Assignment:
In the page excerpt, what did the original Woven implementation of LivePage use as its out-of-band event conduit?

The original Woven implementation of LivePage used Flash XMLSocket as the out-of-band event conduit. XMLHttpRequest was around at the time, and I did attempt to use it, but it reeked of MSIE nastiness and wasn't very standard cross-browser. XMLHttpRequest also has the distinct disadvantage of being based on HTTP. XMLSocket is a persistent, two-way, asynchronous socket architecture that made it delightfully easy to implement both Client-to-Server events and Server-to-Client events. XMLHttpRequest can only send data to the server once, and if you repeatedly send data from the server to the client and handle it incrementally, the document will consume memory without bound.



People thought I was crazy to even try to make web browsers do the things I wanted to do. It'll never work, it'll never be cross-browser, browsers can't handle it, people won't understand it... But I persevered. Browser stability was a real problem. After leaving a live page open for a while, with lots of changes being sent, browsers would leak all over the place and eventually crash. Both IE and Mozilla crashed like crazy. Eventually, after Gmail came out, the browser vendors seemed to get things under control and DOM mutation is relatively reliable now.

Provided material:
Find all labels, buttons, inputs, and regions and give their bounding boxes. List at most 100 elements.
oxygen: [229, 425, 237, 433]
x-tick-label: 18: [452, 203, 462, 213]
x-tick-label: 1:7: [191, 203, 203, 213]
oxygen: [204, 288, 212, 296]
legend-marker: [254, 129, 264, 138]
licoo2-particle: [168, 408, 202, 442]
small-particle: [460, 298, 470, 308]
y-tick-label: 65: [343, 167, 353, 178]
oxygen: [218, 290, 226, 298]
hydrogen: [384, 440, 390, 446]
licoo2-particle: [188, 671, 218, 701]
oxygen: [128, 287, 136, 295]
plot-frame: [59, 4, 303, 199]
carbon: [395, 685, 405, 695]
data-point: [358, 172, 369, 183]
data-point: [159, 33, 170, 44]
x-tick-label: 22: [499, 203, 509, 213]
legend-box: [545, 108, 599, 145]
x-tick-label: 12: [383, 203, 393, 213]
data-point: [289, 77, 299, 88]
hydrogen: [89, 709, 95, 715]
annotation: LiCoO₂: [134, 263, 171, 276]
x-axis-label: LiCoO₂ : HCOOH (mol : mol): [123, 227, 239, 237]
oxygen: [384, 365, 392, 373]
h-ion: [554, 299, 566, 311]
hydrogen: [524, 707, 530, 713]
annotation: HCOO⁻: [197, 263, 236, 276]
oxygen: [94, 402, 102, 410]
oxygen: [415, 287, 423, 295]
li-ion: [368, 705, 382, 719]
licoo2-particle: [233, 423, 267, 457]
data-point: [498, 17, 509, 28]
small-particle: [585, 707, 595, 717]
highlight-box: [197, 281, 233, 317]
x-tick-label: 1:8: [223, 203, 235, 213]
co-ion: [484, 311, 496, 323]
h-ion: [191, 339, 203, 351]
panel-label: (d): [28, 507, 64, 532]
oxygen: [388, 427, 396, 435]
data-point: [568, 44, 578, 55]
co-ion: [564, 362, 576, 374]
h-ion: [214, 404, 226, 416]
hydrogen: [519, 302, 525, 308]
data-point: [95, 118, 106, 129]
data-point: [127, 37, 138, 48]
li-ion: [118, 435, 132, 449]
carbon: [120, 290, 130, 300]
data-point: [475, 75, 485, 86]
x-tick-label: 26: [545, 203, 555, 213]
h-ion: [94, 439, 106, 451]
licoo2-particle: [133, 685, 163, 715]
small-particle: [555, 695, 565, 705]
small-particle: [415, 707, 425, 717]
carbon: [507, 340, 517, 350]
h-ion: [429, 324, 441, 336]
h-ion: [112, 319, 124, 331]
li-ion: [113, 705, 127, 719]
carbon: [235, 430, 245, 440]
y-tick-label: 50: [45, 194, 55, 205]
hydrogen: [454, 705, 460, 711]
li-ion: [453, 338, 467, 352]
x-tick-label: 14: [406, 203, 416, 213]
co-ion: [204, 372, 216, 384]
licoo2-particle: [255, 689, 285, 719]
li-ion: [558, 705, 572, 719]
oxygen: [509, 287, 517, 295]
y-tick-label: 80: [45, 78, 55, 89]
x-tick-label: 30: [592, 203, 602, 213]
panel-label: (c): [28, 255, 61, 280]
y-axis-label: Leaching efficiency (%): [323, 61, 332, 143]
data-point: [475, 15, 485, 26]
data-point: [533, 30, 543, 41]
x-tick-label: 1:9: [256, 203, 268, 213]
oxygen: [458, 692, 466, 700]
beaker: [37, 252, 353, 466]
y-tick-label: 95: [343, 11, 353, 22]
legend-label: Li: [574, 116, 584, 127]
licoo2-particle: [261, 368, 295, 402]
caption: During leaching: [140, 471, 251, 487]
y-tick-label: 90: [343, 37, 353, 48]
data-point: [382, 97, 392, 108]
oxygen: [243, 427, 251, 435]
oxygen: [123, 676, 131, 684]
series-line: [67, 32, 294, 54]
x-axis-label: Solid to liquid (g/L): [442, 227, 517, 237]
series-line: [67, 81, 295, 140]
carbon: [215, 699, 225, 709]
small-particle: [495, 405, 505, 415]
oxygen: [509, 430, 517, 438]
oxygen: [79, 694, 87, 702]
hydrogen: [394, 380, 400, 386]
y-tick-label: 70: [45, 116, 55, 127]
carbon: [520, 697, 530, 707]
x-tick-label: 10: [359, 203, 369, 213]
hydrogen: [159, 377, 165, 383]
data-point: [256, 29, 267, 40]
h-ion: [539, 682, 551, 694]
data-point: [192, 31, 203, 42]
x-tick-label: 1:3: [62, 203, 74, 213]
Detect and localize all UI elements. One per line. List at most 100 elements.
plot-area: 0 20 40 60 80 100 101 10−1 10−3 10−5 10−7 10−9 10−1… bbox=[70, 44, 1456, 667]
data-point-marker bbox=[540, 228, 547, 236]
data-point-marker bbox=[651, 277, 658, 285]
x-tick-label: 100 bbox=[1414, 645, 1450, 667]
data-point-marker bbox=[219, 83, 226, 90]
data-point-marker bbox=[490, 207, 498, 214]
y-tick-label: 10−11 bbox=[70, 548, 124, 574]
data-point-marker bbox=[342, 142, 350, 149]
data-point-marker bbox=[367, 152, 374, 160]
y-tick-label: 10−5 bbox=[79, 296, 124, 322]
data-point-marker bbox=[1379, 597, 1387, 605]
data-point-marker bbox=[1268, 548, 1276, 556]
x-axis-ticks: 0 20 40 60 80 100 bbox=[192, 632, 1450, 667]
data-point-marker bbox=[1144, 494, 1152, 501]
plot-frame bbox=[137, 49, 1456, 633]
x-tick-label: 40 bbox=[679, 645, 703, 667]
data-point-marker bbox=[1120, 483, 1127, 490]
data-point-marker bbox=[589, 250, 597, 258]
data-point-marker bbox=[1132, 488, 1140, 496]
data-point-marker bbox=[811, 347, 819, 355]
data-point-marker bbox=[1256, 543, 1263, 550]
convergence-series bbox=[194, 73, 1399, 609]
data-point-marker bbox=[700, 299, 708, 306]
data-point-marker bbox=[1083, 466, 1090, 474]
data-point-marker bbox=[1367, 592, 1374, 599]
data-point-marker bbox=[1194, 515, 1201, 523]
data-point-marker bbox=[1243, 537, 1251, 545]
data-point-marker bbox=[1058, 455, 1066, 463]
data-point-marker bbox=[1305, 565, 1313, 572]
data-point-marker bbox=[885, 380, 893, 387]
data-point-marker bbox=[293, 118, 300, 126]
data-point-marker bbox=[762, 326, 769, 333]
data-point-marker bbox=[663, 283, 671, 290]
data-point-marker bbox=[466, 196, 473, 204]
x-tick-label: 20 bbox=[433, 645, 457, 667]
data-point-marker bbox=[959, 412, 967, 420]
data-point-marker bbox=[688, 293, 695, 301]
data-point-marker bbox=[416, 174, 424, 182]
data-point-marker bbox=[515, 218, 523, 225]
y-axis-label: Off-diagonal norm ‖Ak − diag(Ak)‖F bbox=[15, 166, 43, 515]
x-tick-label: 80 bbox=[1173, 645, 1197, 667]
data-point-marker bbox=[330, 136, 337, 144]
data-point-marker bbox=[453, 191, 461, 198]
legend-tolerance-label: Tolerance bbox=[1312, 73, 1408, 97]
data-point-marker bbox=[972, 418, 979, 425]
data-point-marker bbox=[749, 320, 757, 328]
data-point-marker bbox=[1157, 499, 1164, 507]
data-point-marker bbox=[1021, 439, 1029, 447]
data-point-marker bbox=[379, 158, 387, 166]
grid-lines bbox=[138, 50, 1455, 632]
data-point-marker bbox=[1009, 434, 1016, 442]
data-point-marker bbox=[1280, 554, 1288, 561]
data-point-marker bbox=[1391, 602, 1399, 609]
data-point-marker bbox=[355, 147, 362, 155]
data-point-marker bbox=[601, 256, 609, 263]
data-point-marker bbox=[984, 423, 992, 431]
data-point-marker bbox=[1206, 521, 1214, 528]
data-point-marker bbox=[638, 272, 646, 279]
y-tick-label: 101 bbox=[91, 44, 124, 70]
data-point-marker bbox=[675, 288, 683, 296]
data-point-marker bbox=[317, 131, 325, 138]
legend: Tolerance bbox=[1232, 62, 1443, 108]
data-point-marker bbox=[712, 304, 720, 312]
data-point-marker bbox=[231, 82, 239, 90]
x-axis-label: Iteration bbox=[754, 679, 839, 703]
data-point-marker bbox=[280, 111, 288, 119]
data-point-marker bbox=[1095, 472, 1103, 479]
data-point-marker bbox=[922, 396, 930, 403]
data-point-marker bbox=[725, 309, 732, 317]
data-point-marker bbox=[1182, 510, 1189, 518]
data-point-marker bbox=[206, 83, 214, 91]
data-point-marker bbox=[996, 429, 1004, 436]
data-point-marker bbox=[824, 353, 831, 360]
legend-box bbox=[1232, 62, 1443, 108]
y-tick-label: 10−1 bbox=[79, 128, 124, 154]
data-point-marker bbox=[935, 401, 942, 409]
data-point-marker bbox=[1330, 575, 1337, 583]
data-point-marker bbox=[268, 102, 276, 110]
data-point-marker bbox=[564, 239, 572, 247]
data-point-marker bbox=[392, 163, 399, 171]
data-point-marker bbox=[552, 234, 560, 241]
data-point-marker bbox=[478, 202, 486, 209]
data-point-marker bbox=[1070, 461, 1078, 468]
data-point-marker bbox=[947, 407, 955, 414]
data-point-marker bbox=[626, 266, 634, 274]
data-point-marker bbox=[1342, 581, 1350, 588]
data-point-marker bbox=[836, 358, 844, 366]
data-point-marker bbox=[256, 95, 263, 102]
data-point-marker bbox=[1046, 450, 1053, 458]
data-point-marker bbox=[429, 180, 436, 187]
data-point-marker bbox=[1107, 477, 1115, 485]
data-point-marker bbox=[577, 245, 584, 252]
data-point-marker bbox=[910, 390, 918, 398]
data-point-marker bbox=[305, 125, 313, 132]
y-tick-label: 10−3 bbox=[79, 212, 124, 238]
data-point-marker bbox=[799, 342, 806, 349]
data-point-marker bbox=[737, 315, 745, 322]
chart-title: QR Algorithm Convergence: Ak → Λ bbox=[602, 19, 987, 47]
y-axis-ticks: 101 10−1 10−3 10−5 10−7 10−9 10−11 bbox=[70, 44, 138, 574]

Result of this exercise:
Flash XMLSocket.